Entries from a dataset
★ ★ ★ ★ ★ ★ ★
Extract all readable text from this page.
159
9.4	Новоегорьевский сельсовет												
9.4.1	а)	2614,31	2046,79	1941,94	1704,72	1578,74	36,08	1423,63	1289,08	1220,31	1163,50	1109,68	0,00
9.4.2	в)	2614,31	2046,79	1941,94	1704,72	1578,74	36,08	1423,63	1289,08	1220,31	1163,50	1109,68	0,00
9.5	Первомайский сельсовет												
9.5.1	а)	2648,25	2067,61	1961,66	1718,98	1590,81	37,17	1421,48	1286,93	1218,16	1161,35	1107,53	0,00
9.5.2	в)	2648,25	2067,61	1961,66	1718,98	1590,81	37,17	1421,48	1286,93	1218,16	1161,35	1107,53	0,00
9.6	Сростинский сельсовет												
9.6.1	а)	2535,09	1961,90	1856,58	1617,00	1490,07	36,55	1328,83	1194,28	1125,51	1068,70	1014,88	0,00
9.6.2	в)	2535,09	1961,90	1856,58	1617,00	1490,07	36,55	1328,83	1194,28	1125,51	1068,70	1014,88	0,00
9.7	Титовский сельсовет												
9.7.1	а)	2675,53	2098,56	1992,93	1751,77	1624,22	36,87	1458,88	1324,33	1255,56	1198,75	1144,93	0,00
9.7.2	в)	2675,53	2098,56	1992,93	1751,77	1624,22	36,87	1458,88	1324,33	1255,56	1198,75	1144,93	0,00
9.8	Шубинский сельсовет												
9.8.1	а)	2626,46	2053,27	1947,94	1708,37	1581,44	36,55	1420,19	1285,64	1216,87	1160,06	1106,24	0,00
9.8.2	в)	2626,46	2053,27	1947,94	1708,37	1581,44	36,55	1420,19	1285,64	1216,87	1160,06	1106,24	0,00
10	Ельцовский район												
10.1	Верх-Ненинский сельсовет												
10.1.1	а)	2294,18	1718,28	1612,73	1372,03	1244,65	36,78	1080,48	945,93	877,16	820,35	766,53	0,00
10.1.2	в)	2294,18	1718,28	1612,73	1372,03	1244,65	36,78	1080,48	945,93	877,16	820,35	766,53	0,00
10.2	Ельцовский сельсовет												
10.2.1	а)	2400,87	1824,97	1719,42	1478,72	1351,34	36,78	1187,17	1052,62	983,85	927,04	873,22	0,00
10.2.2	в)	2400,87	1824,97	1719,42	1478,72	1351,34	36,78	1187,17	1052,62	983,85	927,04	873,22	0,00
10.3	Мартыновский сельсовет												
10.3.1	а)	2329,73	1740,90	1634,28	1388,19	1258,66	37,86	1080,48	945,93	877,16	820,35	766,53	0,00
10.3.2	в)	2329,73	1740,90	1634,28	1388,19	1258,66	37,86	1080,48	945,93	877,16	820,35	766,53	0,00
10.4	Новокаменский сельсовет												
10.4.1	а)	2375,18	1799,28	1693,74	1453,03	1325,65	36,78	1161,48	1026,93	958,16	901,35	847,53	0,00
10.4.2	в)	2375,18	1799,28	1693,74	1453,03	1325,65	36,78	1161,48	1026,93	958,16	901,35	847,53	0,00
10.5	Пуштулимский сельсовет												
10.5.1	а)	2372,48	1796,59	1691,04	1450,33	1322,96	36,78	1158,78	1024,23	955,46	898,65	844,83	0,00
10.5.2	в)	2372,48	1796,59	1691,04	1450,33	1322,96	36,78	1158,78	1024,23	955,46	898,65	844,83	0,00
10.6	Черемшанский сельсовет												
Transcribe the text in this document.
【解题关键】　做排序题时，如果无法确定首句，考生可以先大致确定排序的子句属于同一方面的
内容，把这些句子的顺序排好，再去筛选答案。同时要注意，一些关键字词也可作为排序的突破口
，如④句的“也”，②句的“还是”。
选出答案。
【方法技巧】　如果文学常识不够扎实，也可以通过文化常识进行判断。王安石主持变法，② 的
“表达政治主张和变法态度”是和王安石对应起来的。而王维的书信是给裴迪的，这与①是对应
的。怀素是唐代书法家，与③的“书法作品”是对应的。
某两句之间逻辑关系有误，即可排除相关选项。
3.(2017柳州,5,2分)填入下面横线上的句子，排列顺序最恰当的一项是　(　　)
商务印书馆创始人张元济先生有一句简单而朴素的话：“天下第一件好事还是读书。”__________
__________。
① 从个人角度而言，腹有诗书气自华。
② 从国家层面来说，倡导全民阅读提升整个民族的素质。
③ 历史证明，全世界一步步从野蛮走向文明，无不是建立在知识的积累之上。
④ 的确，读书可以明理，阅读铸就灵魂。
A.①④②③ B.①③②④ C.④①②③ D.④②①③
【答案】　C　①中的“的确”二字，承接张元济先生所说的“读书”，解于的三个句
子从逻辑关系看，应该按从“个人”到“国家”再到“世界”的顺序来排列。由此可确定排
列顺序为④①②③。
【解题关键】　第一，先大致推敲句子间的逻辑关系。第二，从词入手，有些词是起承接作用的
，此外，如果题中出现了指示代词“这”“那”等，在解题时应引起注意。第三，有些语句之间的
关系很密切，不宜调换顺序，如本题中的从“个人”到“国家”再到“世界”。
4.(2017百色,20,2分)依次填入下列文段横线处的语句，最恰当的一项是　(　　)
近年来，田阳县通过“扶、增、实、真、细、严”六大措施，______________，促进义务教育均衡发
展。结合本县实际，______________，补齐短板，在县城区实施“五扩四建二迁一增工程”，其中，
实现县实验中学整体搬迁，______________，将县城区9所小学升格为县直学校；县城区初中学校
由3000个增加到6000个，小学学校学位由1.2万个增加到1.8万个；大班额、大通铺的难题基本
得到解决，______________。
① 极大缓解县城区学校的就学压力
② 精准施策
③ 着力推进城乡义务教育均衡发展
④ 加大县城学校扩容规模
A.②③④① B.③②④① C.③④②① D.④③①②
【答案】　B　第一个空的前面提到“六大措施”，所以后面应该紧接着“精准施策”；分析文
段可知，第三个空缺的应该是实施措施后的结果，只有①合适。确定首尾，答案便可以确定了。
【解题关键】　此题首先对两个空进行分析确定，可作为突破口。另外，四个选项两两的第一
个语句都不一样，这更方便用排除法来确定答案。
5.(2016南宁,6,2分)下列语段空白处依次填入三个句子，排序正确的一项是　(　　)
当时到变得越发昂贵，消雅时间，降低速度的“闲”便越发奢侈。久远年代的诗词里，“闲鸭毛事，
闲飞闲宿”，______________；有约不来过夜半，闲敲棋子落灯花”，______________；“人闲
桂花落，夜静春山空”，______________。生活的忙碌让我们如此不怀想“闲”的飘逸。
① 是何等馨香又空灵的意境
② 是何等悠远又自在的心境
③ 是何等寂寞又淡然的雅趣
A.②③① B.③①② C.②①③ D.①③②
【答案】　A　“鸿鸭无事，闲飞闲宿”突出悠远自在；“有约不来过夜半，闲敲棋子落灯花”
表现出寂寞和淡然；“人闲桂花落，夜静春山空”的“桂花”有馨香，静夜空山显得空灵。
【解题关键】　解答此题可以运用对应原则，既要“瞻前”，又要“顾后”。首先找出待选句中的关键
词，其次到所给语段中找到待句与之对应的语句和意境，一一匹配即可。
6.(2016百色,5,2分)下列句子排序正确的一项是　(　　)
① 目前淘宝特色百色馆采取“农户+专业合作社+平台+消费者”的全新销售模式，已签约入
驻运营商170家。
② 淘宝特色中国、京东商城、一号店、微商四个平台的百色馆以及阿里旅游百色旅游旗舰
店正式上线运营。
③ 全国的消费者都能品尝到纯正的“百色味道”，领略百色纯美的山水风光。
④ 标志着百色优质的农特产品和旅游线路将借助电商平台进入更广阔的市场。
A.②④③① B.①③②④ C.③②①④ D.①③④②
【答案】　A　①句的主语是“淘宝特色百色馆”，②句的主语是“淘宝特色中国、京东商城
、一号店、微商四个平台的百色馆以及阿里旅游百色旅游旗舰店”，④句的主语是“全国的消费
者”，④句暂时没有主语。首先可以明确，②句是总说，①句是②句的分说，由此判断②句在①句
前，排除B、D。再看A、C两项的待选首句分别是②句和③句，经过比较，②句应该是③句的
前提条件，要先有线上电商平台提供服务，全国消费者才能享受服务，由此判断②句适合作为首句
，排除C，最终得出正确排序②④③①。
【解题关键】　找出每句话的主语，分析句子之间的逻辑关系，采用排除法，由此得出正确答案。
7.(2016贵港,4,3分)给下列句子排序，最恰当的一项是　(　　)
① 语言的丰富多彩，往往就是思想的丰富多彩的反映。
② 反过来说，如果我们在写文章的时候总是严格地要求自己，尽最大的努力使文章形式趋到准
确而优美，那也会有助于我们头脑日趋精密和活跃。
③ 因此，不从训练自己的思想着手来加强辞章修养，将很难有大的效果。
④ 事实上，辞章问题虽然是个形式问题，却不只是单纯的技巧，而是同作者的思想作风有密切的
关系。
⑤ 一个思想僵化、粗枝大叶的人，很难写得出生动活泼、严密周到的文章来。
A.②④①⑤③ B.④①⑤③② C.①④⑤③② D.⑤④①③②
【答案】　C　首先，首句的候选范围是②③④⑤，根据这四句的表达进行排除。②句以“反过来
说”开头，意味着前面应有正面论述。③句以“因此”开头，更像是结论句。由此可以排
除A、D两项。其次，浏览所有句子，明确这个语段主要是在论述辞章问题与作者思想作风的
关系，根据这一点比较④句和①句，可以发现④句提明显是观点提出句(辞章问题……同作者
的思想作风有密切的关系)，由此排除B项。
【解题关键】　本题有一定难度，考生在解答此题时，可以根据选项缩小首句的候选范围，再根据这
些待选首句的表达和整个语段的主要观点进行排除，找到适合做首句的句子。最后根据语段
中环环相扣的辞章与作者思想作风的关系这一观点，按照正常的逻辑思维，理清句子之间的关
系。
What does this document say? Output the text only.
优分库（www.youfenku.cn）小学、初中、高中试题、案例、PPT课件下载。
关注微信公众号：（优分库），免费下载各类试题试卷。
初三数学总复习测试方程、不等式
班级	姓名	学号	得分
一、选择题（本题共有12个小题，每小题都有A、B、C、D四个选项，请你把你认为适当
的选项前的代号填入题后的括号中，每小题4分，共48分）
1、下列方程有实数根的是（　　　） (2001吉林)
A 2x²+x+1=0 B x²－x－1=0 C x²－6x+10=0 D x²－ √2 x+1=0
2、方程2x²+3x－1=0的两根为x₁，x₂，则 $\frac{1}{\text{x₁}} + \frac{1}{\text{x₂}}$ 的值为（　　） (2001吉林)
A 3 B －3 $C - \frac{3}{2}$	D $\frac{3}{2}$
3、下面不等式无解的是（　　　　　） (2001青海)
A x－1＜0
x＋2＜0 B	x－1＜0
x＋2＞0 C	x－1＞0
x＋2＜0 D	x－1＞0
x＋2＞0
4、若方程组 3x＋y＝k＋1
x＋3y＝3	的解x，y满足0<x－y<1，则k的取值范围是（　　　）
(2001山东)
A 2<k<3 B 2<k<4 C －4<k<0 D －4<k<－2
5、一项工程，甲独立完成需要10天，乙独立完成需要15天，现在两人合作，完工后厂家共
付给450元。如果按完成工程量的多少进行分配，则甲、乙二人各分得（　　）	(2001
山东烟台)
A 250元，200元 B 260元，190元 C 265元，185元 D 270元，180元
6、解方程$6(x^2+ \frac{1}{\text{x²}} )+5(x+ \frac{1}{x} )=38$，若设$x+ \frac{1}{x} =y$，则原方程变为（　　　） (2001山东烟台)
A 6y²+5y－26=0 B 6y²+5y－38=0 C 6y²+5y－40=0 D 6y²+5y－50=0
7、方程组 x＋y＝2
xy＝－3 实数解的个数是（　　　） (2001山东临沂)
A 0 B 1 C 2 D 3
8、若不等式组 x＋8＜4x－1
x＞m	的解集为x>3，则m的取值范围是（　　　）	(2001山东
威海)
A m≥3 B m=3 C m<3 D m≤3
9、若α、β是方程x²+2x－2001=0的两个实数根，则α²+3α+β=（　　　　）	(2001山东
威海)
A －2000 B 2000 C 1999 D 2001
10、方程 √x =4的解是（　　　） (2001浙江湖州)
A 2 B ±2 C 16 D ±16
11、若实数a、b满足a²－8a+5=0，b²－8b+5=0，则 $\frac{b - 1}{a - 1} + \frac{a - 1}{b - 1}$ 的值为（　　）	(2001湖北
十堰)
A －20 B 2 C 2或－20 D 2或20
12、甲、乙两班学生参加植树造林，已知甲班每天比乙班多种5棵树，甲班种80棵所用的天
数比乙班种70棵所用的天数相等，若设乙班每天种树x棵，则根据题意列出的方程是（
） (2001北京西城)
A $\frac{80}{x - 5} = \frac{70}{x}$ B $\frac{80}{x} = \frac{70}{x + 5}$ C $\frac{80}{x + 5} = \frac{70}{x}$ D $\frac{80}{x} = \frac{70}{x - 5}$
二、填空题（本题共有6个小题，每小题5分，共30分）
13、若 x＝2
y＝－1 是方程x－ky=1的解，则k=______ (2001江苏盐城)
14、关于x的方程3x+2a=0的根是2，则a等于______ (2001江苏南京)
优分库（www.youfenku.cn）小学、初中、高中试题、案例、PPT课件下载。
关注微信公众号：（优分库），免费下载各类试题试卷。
★ ★ ★ ★ ★ ★ ★
Check all the records above and select each line where the string "this" is found.

Extract all readable text from this page.
Transcribe the text in this document.
What does this document say? Output the text only.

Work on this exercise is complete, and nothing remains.